Write only the number of lines holding the string "this".
------------------------------------------------------------
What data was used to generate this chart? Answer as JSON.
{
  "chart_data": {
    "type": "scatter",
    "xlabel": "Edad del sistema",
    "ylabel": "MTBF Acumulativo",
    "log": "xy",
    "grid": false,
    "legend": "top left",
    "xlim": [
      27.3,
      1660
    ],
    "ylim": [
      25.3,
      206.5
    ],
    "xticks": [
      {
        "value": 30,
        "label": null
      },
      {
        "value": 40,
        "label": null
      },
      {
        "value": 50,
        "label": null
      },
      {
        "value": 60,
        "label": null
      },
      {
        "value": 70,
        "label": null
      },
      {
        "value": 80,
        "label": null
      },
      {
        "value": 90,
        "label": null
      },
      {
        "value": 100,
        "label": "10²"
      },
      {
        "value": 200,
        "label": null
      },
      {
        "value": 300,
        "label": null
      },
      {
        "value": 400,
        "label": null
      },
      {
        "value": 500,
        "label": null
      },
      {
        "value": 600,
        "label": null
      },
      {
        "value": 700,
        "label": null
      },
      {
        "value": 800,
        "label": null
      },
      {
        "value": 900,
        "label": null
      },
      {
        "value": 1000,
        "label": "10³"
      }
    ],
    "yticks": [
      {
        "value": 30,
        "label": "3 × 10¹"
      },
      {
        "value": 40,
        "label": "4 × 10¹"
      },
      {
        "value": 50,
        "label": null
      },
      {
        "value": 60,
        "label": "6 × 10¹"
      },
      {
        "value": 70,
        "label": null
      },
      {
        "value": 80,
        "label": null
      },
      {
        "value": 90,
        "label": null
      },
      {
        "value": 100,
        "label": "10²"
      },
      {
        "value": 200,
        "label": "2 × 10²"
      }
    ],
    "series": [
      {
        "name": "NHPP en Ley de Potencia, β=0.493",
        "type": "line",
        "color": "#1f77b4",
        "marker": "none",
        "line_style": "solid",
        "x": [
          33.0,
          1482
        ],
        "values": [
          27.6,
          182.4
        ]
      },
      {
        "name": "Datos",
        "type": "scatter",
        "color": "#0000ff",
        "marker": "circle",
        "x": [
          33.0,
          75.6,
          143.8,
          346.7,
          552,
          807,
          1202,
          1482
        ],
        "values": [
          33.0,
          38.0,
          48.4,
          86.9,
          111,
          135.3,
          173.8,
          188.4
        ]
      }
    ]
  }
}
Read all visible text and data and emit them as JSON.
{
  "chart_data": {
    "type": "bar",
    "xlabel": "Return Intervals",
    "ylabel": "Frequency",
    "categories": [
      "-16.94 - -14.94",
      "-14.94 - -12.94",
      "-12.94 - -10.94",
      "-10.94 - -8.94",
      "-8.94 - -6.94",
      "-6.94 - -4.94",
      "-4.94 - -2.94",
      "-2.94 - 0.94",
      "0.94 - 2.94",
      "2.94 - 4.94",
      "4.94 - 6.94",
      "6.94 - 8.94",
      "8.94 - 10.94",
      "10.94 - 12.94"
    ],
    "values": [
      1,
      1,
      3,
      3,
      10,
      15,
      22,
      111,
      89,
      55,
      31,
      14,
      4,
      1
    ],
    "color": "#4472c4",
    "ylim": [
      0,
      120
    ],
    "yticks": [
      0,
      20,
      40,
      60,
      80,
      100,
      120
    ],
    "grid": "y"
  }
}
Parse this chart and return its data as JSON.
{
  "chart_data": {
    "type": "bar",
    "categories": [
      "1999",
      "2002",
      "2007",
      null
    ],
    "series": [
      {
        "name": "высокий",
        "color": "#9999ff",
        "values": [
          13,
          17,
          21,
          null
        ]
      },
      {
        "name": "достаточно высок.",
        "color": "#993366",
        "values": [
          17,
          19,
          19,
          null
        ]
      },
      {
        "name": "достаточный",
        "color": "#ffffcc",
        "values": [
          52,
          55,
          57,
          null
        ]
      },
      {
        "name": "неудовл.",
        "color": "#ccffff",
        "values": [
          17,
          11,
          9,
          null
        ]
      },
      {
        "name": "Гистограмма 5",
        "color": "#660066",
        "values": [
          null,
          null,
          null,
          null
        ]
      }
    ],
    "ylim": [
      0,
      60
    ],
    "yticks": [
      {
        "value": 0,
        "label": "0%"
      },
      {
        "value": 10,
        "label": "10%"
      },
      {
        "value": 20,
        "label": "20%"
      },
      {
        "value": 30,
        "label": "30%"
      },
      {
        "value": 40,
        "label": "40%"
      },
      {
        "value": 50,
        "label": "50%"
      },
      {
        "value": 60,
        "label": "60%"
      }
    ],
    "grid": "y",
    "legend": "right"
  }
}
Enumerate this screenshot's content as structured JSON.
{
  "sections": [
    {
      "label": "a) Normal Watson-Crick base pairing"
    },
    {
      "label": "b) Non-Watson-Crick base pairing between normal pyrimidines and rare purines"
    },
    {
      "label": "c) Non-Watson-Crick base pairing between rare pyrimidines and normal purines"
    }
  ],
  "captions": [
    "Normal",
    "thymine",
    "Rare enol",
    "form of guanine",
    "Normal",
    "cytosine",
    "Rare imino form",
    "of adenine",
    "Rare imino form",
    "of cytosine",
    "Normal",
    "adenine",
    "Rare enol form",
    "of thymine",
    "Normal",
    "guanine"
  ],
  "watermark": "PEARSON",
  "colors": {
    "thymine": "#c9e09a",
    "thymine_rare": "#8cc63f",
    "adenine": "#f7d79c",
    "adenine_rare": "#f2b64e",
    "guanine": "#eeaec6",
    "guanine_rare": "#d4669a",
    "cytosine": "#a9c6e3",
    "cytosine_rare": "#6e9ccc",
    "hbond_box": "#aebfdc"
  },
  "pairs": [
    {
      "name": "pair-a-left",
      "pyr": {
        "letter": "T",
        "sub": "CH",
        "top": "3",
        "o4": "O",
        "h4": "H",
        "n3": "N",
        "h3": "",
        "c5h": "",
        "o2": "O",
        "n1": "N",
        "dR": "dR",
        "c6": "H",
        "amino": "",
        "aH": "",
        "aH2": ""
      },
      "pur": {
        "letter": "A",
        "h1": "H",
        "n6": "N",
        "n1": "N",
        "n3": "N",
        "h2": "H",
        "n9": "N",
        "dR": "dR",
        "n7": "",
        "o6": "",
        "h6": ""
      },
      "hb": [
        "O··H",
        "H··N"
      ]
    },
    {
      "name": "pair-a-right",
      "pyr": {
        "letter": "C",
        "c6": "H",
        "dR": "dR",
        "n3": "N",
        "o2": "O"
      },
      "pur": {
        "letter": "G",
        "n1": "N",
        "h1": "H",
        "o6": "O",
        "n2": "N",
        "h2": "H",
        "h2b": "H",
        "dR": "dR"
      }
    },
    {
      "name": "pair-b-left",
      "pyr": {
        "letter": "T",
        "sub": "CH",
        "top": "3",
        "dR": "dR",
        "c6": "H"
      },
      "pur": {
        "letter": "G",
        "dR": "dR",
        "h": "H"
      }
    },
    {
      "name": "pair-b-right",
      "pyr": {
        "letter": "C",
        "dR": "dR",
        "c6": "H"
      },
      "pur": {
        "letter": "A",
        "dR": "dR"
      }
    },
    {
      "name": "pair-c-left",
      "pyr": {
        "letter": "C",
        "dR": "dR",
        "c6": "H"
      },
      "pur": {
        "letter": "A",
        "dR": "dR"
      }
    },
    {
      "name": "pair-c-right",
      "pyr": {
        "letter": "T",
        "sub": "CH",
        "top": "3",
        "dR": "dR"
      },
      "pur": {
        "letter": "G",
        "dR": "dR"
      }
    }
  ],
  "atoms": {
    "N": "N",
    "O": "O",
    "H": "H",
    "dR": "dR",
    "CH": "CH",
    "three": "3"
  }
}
------------------------------------------------------------
▶ Answer to the task:
3